▶ _Do this_:
In the material below, list every line carrying the string "position".

[start Records for processing]

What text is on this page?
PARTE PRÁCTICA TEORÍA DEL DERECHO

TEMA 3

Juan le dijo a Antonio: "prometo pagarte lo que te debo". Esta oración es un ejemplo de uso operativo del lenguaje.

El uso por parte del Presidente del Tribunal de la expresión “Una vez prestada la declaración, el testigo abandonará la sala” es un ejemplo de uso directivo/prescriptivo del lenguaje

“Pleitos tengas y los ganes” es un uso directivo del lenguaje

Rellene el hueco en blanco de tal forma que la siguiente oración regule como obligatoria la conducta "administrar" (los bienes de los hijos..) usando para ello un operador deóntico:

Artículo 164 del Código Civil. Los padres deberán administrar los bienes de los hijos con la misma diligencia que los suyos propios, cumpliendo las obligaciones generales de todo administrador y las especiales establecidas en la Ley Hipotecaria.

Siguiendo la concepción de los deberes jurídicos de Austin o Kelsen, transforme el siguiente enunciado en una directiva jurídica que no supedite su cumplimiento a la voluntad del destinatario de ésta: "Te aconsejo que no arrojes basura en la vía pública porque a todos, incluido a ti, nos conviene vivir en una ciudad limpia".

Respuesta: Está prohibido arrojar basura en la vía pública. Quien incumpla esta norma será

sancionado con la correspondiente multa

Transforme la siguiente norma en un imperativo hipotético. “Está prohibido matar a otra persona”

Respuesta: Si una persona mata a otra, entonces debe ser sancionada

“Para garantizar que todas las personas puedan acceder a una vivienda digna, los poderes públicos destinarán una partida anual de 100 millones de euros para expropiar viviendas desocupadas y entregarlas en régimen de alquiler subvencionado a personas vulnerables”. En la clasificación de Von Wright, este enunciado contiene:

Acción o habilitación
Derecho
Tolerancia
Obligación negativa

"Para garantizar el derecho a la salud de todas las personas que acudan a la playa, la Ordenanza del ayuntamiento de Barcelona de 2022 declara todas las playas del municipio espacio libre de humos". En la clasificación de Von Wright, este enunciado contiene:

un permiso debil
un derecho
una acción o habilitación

[end Records for processing]
[start Records for processing]

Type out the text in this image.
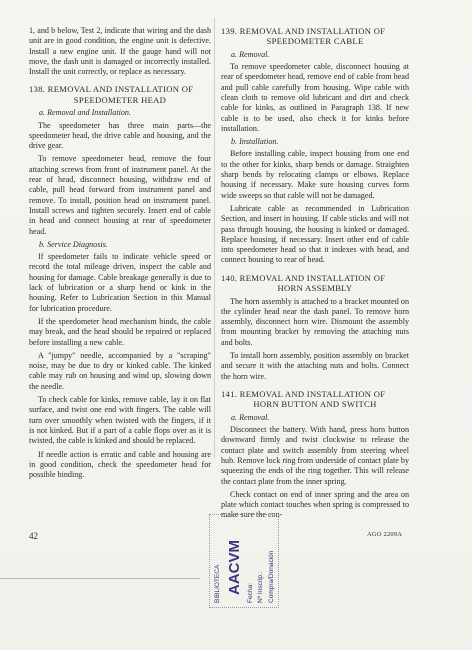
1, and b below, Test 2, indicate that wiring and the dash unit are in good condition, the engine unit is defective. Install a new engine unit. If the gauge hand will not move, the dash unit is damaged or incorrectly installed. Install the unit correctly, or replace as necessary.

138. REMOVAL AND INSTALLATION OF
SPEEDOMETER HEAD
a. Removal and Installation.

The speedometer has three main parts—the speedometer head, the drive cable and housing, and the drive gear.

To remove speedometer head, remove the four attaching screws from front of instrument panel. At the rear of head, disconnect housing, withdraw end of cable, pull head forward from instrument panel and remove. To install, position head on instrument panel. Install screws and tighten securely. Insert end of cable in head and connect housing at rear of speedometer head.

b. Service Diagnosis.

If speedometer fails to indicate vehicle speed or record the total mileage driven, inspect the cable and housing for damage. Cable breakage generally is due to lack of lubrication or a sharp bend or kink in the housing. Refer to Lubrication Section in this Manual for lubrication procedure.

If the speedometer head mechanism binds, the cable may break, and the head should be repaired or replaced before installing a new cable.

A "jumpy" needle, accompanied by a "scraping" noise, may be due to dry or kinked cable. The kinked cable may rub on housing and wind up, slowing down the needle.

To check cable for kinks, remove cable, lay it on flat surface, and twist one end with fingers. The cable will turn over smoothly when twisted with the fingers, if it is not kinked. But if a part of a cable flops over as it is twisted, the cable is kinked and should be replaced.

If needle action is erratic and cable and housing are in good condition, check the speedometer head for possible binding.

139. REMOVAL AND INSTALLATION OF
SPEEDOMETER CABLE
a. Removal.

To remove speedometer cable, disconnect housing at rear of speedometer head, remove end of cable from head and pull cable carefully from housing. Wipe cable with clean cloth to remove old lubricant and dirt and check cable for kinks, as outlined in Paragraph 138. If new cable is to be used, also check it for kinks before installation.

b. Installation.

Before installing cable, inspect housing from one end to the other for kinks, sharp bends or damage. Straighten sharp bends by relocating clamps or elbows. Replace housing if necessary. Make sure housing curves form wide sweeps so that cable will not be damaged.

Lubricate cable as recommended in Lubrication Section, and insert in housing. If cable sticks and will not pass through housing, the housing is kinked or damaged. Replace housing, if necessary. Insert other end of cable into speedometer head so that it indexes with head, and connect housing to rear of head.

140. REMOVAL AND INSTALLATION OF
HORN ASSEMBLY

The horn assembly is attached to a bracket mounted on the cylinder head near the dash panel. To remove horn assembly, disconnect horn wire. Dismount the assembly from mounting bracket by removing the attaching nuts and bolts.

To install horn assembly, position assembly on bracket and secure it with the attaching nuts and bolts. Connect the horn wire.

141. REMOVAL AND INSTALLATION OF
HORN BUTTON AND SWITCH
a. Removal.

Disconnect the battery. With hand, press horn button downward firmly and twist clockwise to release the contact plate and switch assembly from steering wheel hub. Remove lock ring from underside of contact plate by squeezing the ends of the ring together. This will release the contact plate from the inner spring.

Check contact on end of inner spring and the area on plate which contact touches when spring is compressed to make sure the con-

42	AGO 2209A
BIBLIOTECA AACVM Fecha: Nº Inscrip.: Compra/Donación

[end Records for processing]

▶ _Full solution_:
To remove speedometer head, remove the four attaching screws from front of instrument panel. At the rear of head, disconnect housing, withdraw end of cable, pull head forward from instrument panel and remove. To install, position head on instrument panel. Install screws and tighten securely. Insert end of cable in head and connect housing at rear of speedometer head.
To install horn assembly, position assembly on bracket and secure it with the attaching nuts and bolts. Connect the horn wire.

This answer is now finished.